→ INSTRUCTION: Word for word, quote all of the material, omitting the pictures.

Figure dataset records
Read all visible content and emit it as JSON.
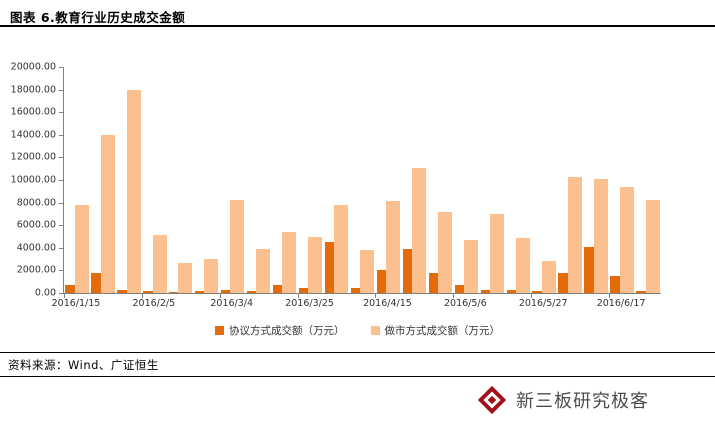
{
  "header": {
    "title": "图表 6.教育行业历史成交金额"
  },
  "chart_data": {
    "type": "bar",
    "title": "图表 6.教育行业历史成交金额",
    "xlabel": "",
    "ylabel": "",
    "ylim": [
      0,
      20000
    ],
    "ytick_step": 2000,
    "grid": false,
    "legend_position": "bottom",
    "categories": [
      "2016/1/15",
      "",
      "",
      "2016/2/5",
      "",
      "",
      "2016/3/4",
      "",
      "",
      "2016/3/25",
      "",
      "",
      "2016/4/15",
      "",
      "",
      "2016/5/6",
      "",
      "",
      "2016/5/27",
      "",
      "",
      "2016/6/17",
      ""
    ],
    "series": [
      {
        "name": "协议方式成交额（万元）",
        "color": "#E36C09",
        "values": [
          700,
          1800,
          250,
          150,
          100,
          150,
          250,
          150,
          700,
          450,
          4500,
          450,
          2000,
          3900,
          1800,
          750,
          250,
          250,
          150,
          1800,
          4100,
          1500,
          150
        ]
      },
      {
        "name": "做市方式成交额（万元）",
        "color": "#FAC090",
        "values": [
          7800,
          14000,
          18000,
          5100,
          2700,
          3000,
          8200,
          3900,
          5400,
          5000,
          7800,
          3800,
          8100,
          11100,
          7200,
          4700,
          7000,
          4900,
          2800,
          10300,
          10100,
          9400,
          8200
        ]
      }
    ]
  },
  "source": {
    "label": "资料来源：Wind、广证恒生"
  },
  "footer": {
    "brand": "新三板研究极客"
  },
  "colors": {
    "axis": "#7f7f7f",
    "title_rule": "#000000",
    "logo_red": "#A31418"
  }
}
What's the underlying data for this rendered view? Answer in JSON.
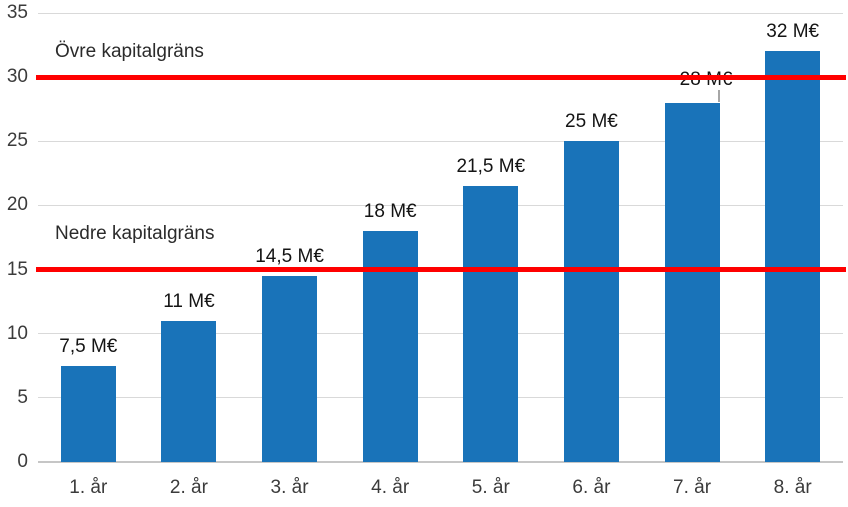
{
  "chart_data": {
    "type": "bar",
    "title": "",
    "xlabel": "",
    "ylabel": "",
    "categories": [
      "1. år",
      "2. år",
      "3. år",
      "4. år",
      "5. år",
      "6. år",
      "7. år",
      "8. år"
    ],
    "values": [
      7.5,
      11,
      14.5,
      18,
      21.5,
      25,
      28,
      32
    ],
    "value_labels": [
      "7,5 M€",
      "11 M€",
      "14,5 M€",
      "18 M€",
      "21,5 M€",
      "25 M€",
      "28 M€",
      "32 M€"
    ],
    "ylim": [
      0,
      35
    ],
    "yticks": [
      0,
      5,
      10,
      15,
      20,
      25,
      30,
      35
    ],
    "ytick_labels": [
      "0",
      "5",
      "10",
      "15",
      "20",
      "25",
      "30",
      "35"
    ],
    "grid": true,
    "legend": "none",
    "bar_color": "#1973b9",
    "gridline_color": "#d9d9d9",
    "reference_lines": [
      {
        "value": 30,
        "label": "Övre kapitalgräns",
        "color": "#ff0000"
      },
      {
        "value": 15,
        "label": "Nedre kapitalgräns",
        "color": "#ff0000"
      }
    ],
    "callout": {
      "category": "7. år",
      "value_label": "28 M€",
      "has_leader_line": true
    }
  }
}
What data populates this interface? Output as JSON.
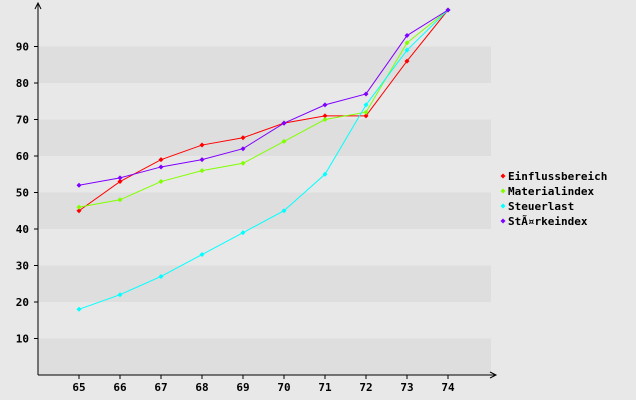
{
  "chart_data": {
    "type": "line",
    "title": "",
    "xlabel": "",
    "ylabel": "",
    "x": [
      65,
      66,
      67,
      68,
      69,
      70,
      71,
      72,
      73,
      74
    ],
    "y_ticks": [
      10,
      20,
      30,
      40,
      50,
      60,
      70,
      80,
      90
    ],
    "ylim": [
      0,
      100
    ],
    "grid": "horizontal alternating bands",
    "legend_position": "right",
    "series": [
      {
        "name": "Einflussbereich",
        "color": "#ff0000",
        "values": [
          45,
          53,
          59,
          63,
          65,
          69,
          71,
          71,
          86,
          100
        ]
      },
      {
        "name": "Materialindex",
        "color": "#80ff00",
        "values": [
          46,
          48,
          53,
          56,
          58,
          64,
          70,
          72,
          91,
          100
        ]
      },
      {
        "name": "Steuerlast",
        "color": "#00ffff",
        "values": [
          18,
          22,
          27,
          33,
          39,
          45,
          55,
          74,
          89,
          100
        ]
      },
      {
        "name": "StÃ¤rkeindex",
        "color": "#8000ff",
        "values": [
          52,
          54,
          57,
          59,
          62,
          69,
          74,
          77,
          93,
          100
        ]
      }
    ]
  }
}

→ RESULT OF THE TASK:
Read all visible content and emit it as JSON.
{
  "header": {
    "title": "图表 6.教育行业历史成交金额"
  },
  "chart_data": {
    "type": "bar",
    "title": "图表 6.教育行业历史成交金额",
    "xlabel": "",
    "ylabel": "",
    "ylim": [
      0,
      20000
    ],
    "ytick_step": 2000,
    "grid": false,
    "legend_position": "bottom",
    "categories": [
      "2016/1/15",
      "",
      "",
      "2016/2/5",
      "",
      "",
      "2016/3/4",
      "",
      "",
      "2016/3/25",
      "",
      "",
      "2016/4/15",
      "",
      "",
      "2016/5/6",
      "",
      "",
      "2016/5/27",
      "",
      "",
      "2016/6/17",
      ""
    ],
    "series": [
      {
        "name": "协议方式成交额（万元）",
        "color": "#E36C09",
        "values": [
          700,
          1800,
          250,
          150,
          100,
          150,
          250,
          150,
          700,
          450,
          4500,
          450,
          2000,
          3900,
          1800,
          750,
          250,
          250,
          150,
          1800,
          4100,
          1500,
          150
        ]
      },
      {
        "name": "做市方式成交额（万元）",
        "color": "#FAC090",
        "values": [
          7800,
          14000,
          18000,
          5100,
          2700,
          3000,
          8200,
          3900,
          5400,
          5000,
          7800,
          3800,
          8100,
          11100,
          7200,
          4700,
          7000,
          4900,
          2800,
          10300,
          10100,
          9400,
          8200
        ]
      }
    ]
  },
  "source": {
    "label": "资料来源：Wind、广证恒生"
  },
  "footer": {
    "brand": "新三板研究极客"
  },
  "colors": {
    "axis": "#7f7f7f",
    "title_rule": "#000000",
    "logo_red": "#A31418"
  }
}
What's the underlying data for this rendered view? Answer in JSON.
{
  "chart_data": {
    "type": "bar",
    "title": "",
    "xlabel": "",
    "ylabel": "",
    "categories": [
      "1. år",
      "2. år",
      "3. år",
      "4. år",
      "5. år",
      "6. år",
      "7. år",
      "8. år"
    ],
    "values": [
      7.5,
      11,
      14.5,
      18,
      21.5,
      25,
      28,
      32
    ],
    "value_labels": [
      "7,5 M€",
      "11 M€",
      "14,5 M€",
      "18 M€",
      "21,5 M€",
      "25 M€",
      "28 M€",
      "32 M€"
    ],
    "ylim": [
      0,
      35
    ],
    "yticks": [
      0,
      5,
      10,
      15,
      20,
      25,
      30,
      35
    ],
    "ytick_labels": [
      "0",
      "5",
      "10",
      "15",
      "20",
      "25",
      "30",
      "35"
    ],
    "grid": true,
    "legend": "none",
    "bar_color": "#1973b9",
    "gridline_color": "#d9d9d9",
    "reference_lines": [
      {
        "value": 30,
        "label": "Övre kapitalgräns",
        "color": "#ff0000"
      },
      {
        "value": 15,
        "label": "Nedre kapitalgräns",
        "color": "#ff0000"
      }
    ],
    "callout": {
      "category": "7. år",
      "value_label": "28 M€",
      "has_leader_line": true
    }
  }
}
What data populates this interface? Output as JSON.
{
  "chart_data": {
    "type": "line",
    "title": "",
    "xlabel": "",
    "ylabel": "",
    "x": [
      65,
      66,
      67,
      68,
      69,
      70,
      71,
      72,
      73,
      74
    ],
    "y_ticks": [
      10,
      20,
      30,
      40,
      50,
      60,
      70,
      80,
      90
    ],
    "ylim": [
      0,
      100
    ],
    "grid": "horizontal alternating bands",
    "legend_position": "right",
    "series": [
      {
        "name": "Einflussbereich",
        "color": "#ff0000",
        "values": [
          45,
          53,
          59,
          63,
          65,
          69,
          71,
          71,
          86,
          100
        ]
      },
      {
        "name": "Materialindex",
        "color": "#80ff00",
        "values": [
          46,
          48,
          53,
          56,
          58,
          64,
          70,
          72,
          91,
          100
        ]
      },
      {
        "name": "Steuerlast",
        "color": "#00ffff",
        "values": [
          18,
          22,
          27,
          33,
          39,
          45,
          55,
          74,
          89,
          100
        ]
      },
      {
        "name": "StÃ¤rkeindex",
        "color": "#8000ff",
        "values": [
          52,
          54,
          57,
          59,
          62,
          69,
          74,
          77,
          93,
          100
        ]
      }
    ]
  }
}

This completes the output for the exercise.